EXERCISE GOAL: Copy every line of the data exactly, leaving nothing out.

(Extracted data entries)
--------

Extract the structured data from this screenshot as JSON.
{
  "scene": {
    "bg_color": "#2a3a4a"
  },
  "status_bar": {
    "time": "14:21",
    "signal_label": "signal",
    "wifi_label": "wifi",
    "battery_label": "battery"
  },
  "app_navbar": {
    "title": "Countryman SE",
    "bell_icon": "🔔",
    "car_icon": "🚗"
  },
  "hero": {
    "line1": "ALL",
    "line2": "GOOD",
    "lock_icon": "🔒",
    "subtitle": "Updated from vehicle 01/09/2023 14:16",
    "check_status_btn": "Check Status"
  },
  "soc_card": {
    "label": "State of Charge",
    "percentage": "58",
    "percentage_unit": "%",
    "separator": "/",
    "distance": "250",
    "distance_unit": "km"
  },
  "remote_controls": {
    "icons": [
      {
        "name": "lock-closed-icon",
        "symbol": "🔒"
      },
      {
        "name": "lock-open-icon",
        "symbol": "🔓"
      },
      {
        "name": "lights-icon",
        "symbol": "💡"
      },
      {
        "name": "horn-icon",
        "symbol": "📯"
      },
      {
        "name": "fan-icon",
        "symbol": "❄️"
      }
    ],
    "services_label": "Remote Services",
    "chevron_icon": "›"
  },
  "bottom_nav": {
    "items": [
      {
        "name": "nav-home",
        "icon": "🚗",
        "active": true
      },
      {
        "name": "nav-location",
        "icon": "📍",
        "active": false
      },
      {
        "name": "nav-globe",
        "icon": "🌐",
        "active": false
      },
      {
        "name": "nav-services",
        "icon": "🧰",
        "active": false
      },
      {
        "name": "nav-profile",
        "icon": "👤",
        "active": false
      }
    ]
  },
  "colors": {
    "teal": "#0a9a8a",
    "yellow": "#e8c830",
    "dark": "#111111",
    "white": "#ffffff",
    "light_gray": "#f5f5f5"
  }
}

--------

SOLUTION TO THE EXERCISE:
Extract the structured data from this screenshot as JSON.
{
  "scene": {
    "bg_color": "#2a3a4a"
  },
  "status_bar": {
    "time": "14:21",
    "signal_label": "signal",
    "wifi_label": "wifi",
    "battery_label": "battery"
  },
  "app_navbar": {
    "title": "Countryman SE",
    "bell_icon": "🔔",
    "car_icon": "🚗"
  },
  "hero": {
    "line1": "ALL",
    "line2": "GOOD",
    "lock_icon": "🔒",
    "subtitle": "Updated from vehicle 01/09/2023 14:16",
    "check_status_btn": "Check Status"
  },
  "soc_card": {
    "label": "State of Charge",
    "percentage": "58",
    "percentage_unit": "%",
    "separator": "/",
    "distance": "250",
    "distance_unit": "km"
  },
  "remote_controls": {
    "icons": [
      {
        "name": "lock-closed-icon",
        "symbol": "🔒"
      },
      {
        "name": "lock-open-icon",
        "symbol": "🔓"
      },
      {
        "name": "lights-icon",
        "symbol": "💡"
      },
      {
        "name": "horn-icon",
        "symbol": "📯"
      },
      {
        "name": "fan-icon",
        "symbol": "❄️"
      }
    ],
    "services_label": "Remote Services",
    "chevron_icon": "›"
  },
  "bottom_nav": {
    "items": [
      {
        "name": "nav-home",
        "icon": "🚗",
        "active": true
      },
      {
        "name": "nav-location",
        "icon": "📍",
        "active": false
      },
      {
        "name": "nav-globe",
        "icon": "🌐",
        "active": false
      },
      {
        "name": "nav-services",
        "icon": "🧰",
        "active": false
      },
      {
        "name": "nav-profile",
        "icon": "👤",
        "active": false
      }
    ]
  },
  "colors": {
    "teal": "#0a9a8a",
    "yellow": "#e8c830",
    "dark": "#111111",
    "white": "#ffffff",
    "light_gray": "#f5f5f5"
  }
}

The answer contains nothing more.